= REQUIREMENT =
Take the material below and write it all out again exactly.

= DATA FOR PROCESSING =
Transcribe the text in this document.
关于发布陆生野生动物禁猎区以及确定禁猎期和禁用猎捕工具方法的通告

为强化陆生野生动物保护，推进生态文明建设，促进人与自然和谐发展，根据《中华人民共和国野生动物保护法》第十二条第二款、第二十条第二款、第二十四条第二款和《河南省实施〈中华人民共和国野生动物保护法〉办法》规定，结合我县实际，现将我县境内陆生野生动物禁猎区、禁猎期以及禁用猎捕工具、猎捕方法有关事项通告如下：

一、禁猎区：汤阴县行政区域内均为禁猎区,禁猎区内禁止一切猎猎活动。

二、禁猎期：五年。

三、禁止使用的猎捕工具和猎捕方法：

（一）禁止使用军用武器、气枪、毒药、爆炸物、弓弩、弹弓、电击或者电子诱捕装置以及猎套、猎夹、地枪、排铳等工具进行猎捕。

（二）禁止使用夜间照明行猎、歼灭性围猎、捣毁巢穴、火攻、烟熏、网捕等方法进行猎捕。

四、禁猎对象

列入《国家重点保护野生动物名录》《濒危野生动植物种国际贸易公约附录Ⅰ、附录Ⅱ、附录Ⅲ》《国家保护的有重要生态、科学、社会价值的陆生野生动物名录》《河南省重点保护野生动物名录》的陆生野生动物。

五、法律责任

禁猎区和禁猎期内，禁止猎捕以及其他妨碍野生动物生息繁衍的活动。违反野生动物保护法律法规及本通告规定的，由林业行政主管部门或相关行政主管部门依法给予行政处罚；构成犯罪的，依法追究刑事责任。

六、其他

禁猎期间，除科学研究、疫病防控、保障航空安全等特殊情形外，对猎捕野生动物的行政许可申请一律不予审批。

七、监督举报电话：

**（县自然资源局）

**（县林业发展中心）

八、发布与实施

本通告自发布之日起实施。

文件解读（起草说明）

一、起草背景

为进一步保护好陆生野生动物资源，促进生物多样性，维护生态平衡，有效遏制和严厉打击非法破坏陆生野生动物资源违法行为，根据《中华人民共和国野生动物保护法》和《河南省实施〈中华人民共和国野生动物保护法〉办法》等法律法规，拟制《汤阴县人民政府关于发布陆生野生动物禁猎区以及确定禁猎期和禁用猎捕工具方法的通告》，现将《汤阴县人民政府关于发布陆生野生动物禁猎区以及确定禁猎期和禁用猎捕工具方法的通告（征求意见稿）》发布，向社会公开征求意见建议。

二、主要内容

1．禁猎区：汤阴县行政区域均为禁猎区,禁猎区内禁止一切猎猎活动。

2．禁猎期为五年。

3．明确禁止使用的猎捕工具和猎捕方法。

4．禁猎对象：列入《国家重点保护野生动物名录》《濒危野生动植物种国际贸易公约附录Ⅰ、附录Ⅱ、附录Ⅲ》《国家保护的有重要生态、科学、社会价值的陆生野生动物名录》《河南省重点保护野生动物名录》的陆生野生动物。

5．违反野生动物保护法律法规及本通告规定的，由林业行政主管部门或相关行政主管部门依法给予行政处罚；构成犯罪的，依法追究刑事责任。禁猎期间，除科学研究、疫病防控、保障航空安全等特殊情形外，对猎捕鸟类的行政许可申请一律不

= TASK RESULT =
Transcribe the text in this document.
关于发布陆生野生动物禁猎区以及确定禁猎期和禁用猎捕工具方法的通告

为强化陆生野生动物保护，推进生态文明建设，促进人与自然和谐发展，根据《中华人民共和国野生动物保护法》第十二条第二款、第二十条第二款、第二十四条第二款和《河南省实施〈中华人民共和国野生动物保护法〉办法》规定，结合我县实际，现将我县境内陆生野生动物禁猎区、禁猎期以及禁用猎捕工具、猎捕方法有关事项通告如下：

一、禁猎区：汤阴县行政区域内均为禁猎区,禁猎区内禁止一切猎猎活动。

二、禁猎期：五年。

三、禁止使用的猎捕工具和猎捕方法：

（一）禁止使用军用武器、气枪、毒药、爆炸物、弓弩、弹弓、电击或者电子诱捕装置以及猎套、猎夹、地枪、排铳等工具进行猎捕。

（二）禁止使用夜间照明行猎、歼灭性围猎、捣毁巢穴、火攻、烟熏、网捕等方法进行猎捕。

四、禁猎对象

列入《国家重点保护野生动物名录》《濒危野生动植物种国际贸易公约附录Ⅰ、附录Ⅱ、附录Ⅲ》《国家保护的有重要生态、科学、社会价值的陆生野生动物名录》《河南省重点保护野生动物名录》的陆生野生动物。

五、法律责任

禁猎区和禁猎期内，禁止猎捕以及其他妨碍野生动物生息繁衍的活动。违反野生动物保护法律法规及本通告规定的，由林业行政主管部门或相关行政主管部门依法给予行政处罚；构成犯罪的，依法追究刑事责任。

六、其他

禁猎期间，除科学研究、疫病防控、保障航空安全等特殊情形外，对猎捕野生动物的行政许可申请一律不予审批。

七、监督举报电话：

**（县自然资源局）

**（县林业发展中心）

八、发布与实施

本通告自发布之日起实施。

文件解读（起草说明）

一、起草背景

为进一步保护好陆生野生动物资源，促进生物多样性，维护生态平衡，有效遏制和严厉打击非法破坏陆生野生动物资源违法行为，根据《中华人民共和国野生动物保护法》和《河南省实施〈中华人民共和国野生动物保护法〉办法》等法律法规，拟制《汤阴县人民政府关于发布陆生野生动物禁猎区以及确定禁猎期和禁用猎捕工具方法的通告》，现将《汤阴县人民政府关于发布陆生野生动物禁猎区以及确定禁猎期和禁用猎捕工具方法的通告（征求意见稿）》发布，向社会公开征求意见建议。

二、主要内容

1．禁猎区：汤阴县行政区域均为禁猎区,禁猎区内禁止一切猎猎活动。

2．禁猎期为五年。

3．明确禁止使用的猎捕工具和猎捕方法。

4．禁猎对象：列入《国家重点保护野生动物名录》《濒危野生动植物种国际贸易公约附录Ⅰ、附录Ⅱ、附录Ⅲ》《国家保护的有重要生态、科学、社会价值的陆生野生动物名录》《河南省重点保护野生动物名录》的陆生野生动物。

5．违反野生动物保护法律法规及本通告规定的，由林业行政主管部门或相关行政主管部门依法给予行政处罚；构成犯罪的，依法追究刑事责任。禁猎期间，除科学研究、疫病防控、保障航空安全等特殊情形外，对猎捕鸟类的行政许可申请一律不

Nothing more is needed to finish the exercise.